--- DATA SUPPLIED ---
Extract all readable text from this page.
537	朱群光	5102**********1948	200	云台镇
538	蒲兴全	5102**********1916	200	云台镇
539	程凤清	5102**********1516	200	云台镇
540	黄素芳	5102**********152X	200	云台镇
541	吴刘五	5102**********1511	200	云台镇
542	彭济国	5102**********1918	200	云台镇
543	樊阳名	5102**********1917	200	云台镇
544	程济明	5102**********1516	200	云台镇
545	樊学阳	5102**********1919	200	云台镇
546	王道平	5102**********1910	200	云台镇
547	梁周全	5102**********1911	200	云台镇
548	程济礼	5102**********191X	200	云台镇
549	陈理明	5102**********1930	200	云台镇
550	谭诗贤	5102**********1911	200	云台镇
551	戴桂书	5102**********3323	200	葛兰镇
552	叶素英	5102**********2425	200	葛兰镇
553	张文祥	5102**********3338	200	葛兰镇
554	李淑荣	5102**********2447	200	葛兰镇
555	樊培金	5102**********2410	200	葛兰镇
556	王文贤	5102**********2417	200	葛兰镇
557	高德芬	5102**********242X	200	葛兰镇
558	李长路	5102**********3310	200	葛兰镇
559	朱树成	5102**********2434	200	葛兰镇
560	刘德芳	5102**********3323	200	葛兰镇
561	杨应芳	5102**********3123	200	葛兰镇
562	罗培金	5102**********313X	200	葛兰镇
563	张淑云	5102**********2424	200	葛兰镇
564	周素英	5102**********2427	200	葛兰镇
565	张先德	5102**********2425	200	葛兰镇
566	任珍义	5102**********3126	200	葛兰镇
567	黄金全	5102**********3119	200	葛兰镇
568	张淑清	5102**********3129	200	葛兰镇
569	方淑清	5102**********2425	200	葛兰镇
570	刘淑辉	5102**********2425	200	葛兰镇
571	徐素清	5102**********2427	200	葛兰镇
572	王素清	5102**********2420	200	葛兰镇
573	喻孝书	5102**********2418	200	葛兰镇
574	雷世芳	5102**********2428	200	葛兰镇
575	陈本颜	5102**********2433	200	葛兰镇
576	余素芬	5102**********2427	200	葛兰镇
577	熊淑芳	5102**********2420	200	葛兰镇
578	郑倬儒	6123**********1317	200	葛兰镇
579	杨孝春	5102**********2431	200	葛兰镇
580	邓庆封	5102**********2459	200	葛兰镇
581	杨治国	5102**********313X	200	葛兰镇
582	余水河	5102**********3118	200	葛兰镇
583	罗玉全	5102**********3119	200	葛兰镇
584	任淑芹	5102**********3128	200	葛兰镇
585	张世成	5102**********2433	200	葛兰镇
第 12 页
---
§ **WORK TO BE COMPLETED**
Your task is to reproduce the whole listing exactly.

§ **TASK RESPONSE**
Extract all readable text from this page.
537	朱群光	5102**********1948	200	云台镇
538	蒲兴全	5102**********1916	200	云台镇
539	程凤清	5102**********1516	200	云台镇
540	黄素芳	5102**********152X	200	云台镇
541	吴刘五	5102**********1511	200	云台镇
542	彭济国	5102**********1918	200	云台镇
543	樊阳名	5102**********1917	200	云台镇
544	程济明	5102**********1516	200	云台镇
545	樊学阳	5102**********1919	200	云台镇
546	王道平	5102**********1910	200	云台镇
547	梁周全	5102**********1911	200	云台镇
548	程济礼	5102**********191X	200	云台镇
549	陈理明	5102**********1930	200	云台镇
550	谭诗贤	5102**********1911	200	云台镇
551	戴桂书	5102**********3323	200	葛兰镇
552	叶素英	5102**********2425	200	葛兰镇
553	张文祥	5102**********3338	200	葛兰镇
554	李淑荣	5102**********2447	200	葛兰镇
555	樊培金	5102**********2410	200	葛兰镇
556	王文贤	5102**********2417	200	葛兰镇
557	高德芬	5102**********242X	200	葛兰镇
558	李长路	5102**********3310	200	葛兰镇
559	朱树成	5102**********2434	200	葛兰镇
560	刘德芳	5102**********3323	200	葛兰镇
561	杨应芳	5102**********3123	200	葛兰镇
562	罗培金	5102**********313X	200	葛兰镇
563	张淑云	5102**********2424	200	葛兰镇
564	周素英	5102**********2427	200	葛兰镇
565	张先德	5102**********2425	200	葛兰镇
566	任珍义	5102**********3126	200	葛兰镇
567	黄金全	5102**********3119	200	葛兰镇
568	张淑清	5102**********3129	200	葛兰镇
569	方淑清	5102**********2425	200	葛兰镇
570	刘淑辉	5102**********2425	200	葛兰镇
571	徐素清	5102**********2427	200	葛兰镇
572	王素清	5102**********2420	200	葛兰镇
573	喻孝书	5102**********2418	200	葛兰镇
574	雷世芳	5102**********2428	200	葛兰镇
575	陈本颜	5102**********2433	200	葛兰镇
576	余素芬	5102**********2427	200	葛兰镇
577	熊淑芳	5102**********2420	200	葛兰镇
578	郑倬儒	6123**********1317	200	葛兰镇
579	杨孝春	5102**********2431	200	葛兰镇
580	邓庆封	5102**********2459	200	葛兰镇
581	杨治国	5102**********313X	200	葛兰镇
582	余水河	5102**********3118	200	葛兰镇
583	罗玉全	5102**********3119	200	葛兰镇
584	任淑芹	5102**********3128	200	葛兰镇
585	张世成	5102**********2433	200	葛兰镇
第 12 页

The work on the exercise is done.